:: Exercise description ::
Repeat every record below exactly, but leave out any pictures.

[Records from a data collection]
******

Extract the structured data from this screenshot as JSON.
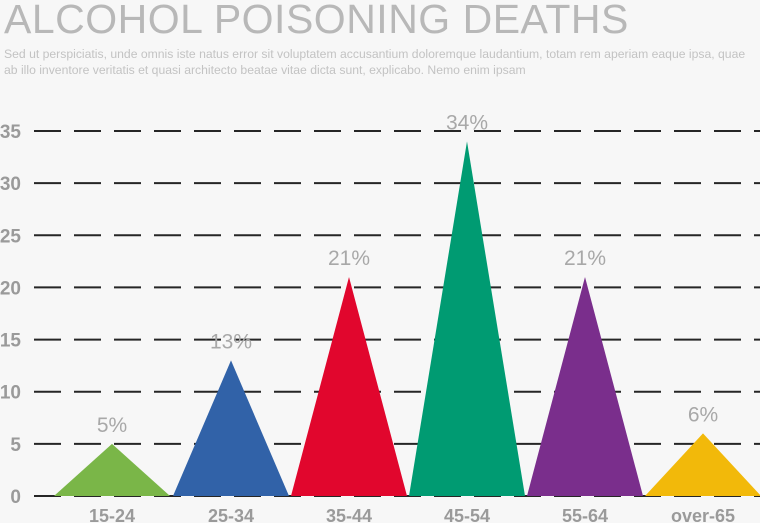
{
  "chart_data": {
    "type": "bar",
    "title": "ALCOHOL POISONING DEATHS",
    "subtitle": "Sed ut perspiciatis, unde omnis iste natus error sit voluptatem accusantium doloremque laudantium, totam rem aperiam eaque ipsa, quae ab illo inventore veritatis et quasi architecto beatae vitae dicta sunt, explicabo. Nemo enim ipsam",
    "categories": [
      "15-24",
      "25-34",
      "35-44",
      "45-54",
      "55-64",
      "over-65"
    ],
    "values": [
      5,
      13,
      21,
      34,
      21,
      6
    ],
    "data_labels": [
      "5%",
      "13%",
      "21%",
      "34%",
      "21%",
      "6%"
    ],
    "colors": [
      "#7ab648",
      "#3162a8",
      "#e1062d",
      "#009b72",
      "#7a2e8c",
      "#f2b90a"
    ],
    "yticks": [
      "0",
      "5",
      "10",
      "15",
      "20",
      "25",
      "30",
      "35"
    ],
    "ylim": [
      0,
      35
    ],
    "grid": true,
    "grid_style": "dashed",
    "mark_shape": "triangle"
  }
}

******

:: Exercise answer ::
Extract the structured data from this screenshot as JSON.
{
  "chart_data": {
    "type": "bar",
    "title": "ALCOHOL POISONING DEATHS",
    "subtitle": "Sed ut perspiciatis, unde omnis iste natus error sit voluptatem accusantium doloremque laudantium, totam rem aperiam eaque ipsa, quae ab illo inventore veritatis et quasi architecto beatae vitae dicta sunt, explicabo. Nemo enim ipsam",
    "categories": [
      "15-24",
      "25-34",
      "35-44",
      "45-54",
      "55-64",
      "over-65"
    ],
    "values": [
      5,
      13,
      21,
      34,
      21,
      6
    ],
    "data_labels": [
      "5%",
      "13%",
      "21%",
      "34%",
      "21%",
      "6%"
    ],
    "colors": [
      "#7ab648",
      "#3162a8",
      "#e1062d",
      "#009b72",
      "#7a2e8c",
      "#f2b90a"
    ],
    "yticks": [
      "0",
      "5",
      "10",
      "15",
      "20",
      "25",
      "30",
      "35"
    ],
    "ylim": [
      0,
      35
    ],
    "grid": true,
    "grid_style": "dashed",
    "mark_shape": "triangle"
  }
}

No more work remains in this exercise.